## Stored rows

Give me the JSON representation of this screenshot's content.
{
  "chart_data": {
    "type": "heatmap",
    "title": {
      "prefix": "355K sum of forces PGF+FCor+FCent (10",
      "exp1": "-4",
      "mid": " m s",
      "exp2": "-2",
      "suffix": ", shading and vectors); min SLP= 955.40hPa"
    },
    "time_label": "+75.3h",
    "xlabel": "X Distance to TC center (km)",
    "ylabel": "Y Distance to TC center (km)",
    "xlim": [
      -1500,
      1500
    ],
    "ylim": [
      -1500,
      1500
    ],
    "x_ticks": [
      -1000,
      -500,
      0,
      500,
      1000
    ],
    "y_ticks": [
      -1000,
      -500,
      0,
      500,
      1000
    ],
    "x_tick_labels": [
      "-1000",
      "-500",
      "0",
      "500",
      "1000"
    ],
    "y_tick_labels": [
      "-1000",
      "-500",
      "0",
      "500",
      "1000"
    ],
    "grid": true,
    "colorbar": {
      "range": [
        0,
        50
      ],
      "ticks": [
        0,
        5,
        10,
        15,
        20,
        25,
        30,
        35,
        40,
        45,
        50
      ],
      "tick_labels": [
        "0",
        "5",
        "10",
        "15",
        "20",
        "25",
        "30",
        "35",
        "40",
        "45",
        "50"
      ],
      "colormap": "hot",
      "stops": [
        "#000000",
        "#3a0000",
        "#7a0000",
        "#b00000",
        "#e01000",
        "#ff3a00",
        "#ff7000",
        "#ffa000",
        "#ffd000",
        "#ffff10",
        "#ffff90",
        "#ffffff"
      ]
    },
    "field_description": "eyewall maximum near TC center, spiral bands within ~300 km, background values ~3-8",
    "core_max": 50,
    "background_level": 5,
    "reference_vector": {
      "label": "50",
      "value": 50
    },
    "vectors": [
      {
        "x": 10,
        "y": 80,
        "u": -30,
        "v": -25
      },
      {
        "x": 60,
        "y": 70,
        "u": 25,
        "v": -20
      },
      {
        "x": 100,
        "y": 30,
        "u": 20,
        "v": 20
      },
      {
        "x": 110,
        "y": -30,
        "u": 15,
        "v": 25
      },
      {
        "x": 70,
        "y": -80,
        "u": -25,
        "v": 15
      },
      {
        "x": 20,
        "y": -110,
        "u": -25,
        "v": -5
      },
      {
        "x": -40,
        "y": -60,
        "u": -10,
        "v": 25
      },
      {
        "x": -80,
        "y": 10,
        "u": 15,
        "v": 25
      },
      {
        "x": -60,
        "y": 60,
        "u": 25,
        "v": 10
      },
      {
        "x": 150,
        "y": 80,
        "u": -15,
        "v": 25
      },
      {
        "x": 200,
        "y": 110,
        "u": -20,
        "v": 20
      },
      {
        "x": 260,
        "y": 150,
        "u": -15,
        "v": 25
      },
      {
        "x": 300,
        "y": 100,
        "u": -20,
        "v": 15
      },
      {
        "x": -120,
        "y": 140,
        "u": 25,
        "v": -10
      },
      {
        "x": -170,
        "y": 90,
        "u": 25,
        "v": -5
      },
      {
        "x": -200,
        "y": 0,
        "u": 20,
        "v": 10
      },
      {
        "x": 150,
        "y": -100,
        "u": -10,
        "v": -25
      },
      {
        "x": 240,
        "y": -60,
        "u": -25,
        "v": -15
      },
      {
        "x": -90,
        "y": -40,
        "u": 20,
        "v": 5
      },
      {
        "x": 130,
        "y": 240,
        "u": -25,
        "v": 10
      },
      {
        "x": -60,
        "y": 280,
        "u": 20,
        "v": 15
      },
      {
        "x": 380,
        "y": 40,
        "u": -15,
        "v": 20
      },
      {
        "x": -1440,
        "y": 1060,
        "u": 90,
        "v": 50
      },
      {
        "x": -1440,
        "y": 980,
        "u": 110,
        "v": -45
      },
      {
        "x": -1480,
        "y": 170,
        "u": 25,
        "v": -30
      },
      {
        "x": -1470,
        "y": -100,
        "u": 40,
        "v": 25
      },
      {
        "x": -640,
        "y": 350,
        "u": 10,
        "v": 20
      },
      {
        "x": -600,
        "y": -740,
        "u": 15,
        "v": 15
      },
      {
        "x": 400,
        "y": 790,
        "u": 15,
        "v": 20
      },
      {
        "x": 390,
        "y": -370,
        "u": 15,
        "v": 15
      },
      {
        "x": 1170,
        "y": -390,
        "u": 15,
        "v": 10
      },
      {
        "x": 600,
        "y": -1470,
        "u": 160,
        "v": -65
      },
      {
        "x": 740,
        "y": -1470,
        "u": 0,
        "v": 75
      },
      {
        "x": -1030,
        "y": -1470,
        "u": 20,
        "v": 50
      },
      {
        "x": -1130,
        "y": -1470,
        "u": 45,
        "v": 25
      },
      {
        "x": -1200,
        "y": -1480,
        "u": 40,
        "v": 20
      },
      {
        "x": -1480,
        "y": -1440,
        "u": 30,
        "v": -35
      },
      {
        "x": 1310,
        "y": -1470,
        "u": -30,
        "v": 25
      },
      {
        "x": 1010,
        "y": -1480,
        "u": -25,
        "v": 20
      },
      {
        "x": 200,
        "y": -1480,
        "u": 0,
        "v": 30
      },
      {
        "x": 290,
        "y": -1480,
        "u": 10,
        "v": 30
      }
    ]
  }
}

## Aim of the task
Every entry should be printed again exactly as written.

## Full output
Give me the JSON representation of this screenshot's content.
{
  "chart_data": {
    "type": "heatmap",
    "title": {
      "prefix": "355K sum of forces PGF+FCor+FCent (10",
      "exp1": "-4",
      "mid": " m s",
      "exp2": "-2",
      "suffix": ", shading and vectors); min SLP= 955.40hPa"
    },
    "time_label": "+75.3h",
    "xlabel": "X Distance to TC center (km)",
    "ylabel": "Y Distance to TC center (km)",
    "xlim": [
      -1500,
      1500
    ],
    "ylim": [
      -1500,
      1500
    ],
    "x_ticks": [
      -1000,
      -500,
      0,
      500,
      1000
    ],
    "y_ticks": [
      -1000,
      -500,
      0,
      500,
      1000
    ],
    "x_tick_labels": [
      "-1000",
      "-500",
      "0",
      "500",
      "1000"
    ],
    "y_tick_labels": [
      "-1000",
      "-500",
      "0",
      "500",
      "1000"
    ],
    "grid": true,
    "colorbar": {
      "range": [
        0,
        50
      ],
      "ticks": [
        0,
        5,
        10,
        15,
        20,
        25,
        30,
        35,
        40,
        45,
        50
      ],
      "tick_labels": [
        "0",
        "5",
        "10",
        "15",
        "20",
        "25",
        "30",
        "35",
        "40",
        "45",
        "50"
      ],
      "colormap": "hot",
      "stops": [
        "#000000",
        "#3a0000",
        "#7a0000",
        "#b00000",
        "#e01000",
        "#ff3a00",
        "#ff7000",
        "#ffa000",
        "#ffd000",
        "#ffff10",
        "#ffff90",
        "#ffffff"
      ]
    },
    "field_description": "eyewall maximum near TC center, spiral bands within ~300 km, background values ~3-8",
    "core_max": 50,
    "background_level": 5,
    "reference_vector": {
      "label": "50",
      "value": 50
    },
    "vectors": [
      {
        "x": 10,
        "y": 80,
        "u": -30,
        "v": -25
      },
      {
        "x": 60,
        "y": 70,
        "u": 25,
        "v": -20
      },
      {
        "x": 100,
        "y": 30,
        "u": 20,
        "v": 20
      },
      {
        "x": 110,
        "y": -30,
        "u": 15,
        "v": 25
      },
      {
        "x": 70,
        "y": -80,
        "u": -25,
        "v": 15
      },
      {
        "x": 20,
        "y": -110,
        "u": -25,
        "v": -5
      },
      {
        "x": -40,
        "y": -60,
        "u": -10,
        "v": 25
      },
      {
        "x": -80,
        "y": 10,
        "u": 15,
        "v": 25
      },
      {
        "x": -60,
        "y": 60,
        "u": 25,
        "v": 10
      },
      {
        "x": 150,
        "y": 80,
        "u": -15,
        "v": 25
      },
      {
        "x": 200,
        "y": 110,
        "u": -20,
        "v": 20
      },
      {
        "x": 260,
        "y": 150,
        "u": -15,
        "v": 25
      },
      {
        "x": 300,
        "y": 100,
        "u": -20,
        "v": 15
      },
      {
        "x": -120,
        "y": 140,
        "u": 25,
        "v": -10
      },
      {
        "x": -170,
        "y": 90,
        "u": 25,
        "v": -5
      },
      {
        "x": -200,
        "y": 0,
        "u": 20,
        "v": 10
      },
      {
        "x": 150,
        "y": -100,
        "u": -10,
        "v": -25
      },
      {
        "x": 240,
        "y": -60,
        "u": -25,
        "v": -15
      },
      {
        "x": -90,
        "y": -40,
        "u": 20,
        "v": 5
      },
      {
        "x": 130,
        "y": 240,
        "u": -25,
        "v": 10
      },
      {
        "x": -60,
        "y": 280,
        "u": 20,
        "v": 15
      },
      {
        "x": 380,
        "y": 40,
        "u": -15,
        "v": 20
      },
      {
        "x": -1440,
        "y": 1060,
        "u": 90,
        "v": 50
      },
      {
        "x": -1440,
        "y": 980,
        "u": 110,
        "v": -45
      },
      {
        "x": -1480,
        "y": 170,
        "u": 25,
        "v": -30
      },
      {
        "x": -1470,
        "y": -100,
        "u": 40,
        "v": 25
      },
      {
        "x": -640,
        "y": 350,
        "u": 10,
        "v": 20
      },
      {
        "x": -600,
        "y": -740,
        "u": 15,
        "v": 15
      },
      {
        "x": 400,
        "y": 790,
        "u": 15,
        "v": 20
      },
      {
        "x": 390,
        "y": -370,
        "u": 15,
        "v": 15
      },
      {
        "x": 1170,
        "y": -390,
        "u": 15,
        "v": 10
      },
      {
        "x": 600,
        "y": -1470,
        "u": 160,
        "v": -65
      },
      {
        "x": 740,
        "y": -1470,
        "u": 0,
        "v": 75
      },
      {
        "x": -1030,
        "y": -1470,
        "u": 20,
        "v": 50
      },
      {
        "x": -1130,
        "y": -1470,
        "u": 45,
        "v": 25
      },
      {
        "x": -1200,
        "y": -1480,
        "u": 40,
        "v": 20
      },
      {
        "x": -1480,
        "y": -1440,
        "u": 30,
        "v": -35
      },
      {
        "x": 1310,
        "y": -1470,
        "u": -30,
        "v": 25
      },
      {
        "x": 1010,
        "y": -1480,
        "u": -25,
        "v": 20
      },
      {
        "x": 200,
        "y": -1480,
        "u": 0,
        "v": 30
      },
      {
        "x": 290,
        "y": -1480,
        "u": 10,
        "v": 30
      }
    ]
  }
}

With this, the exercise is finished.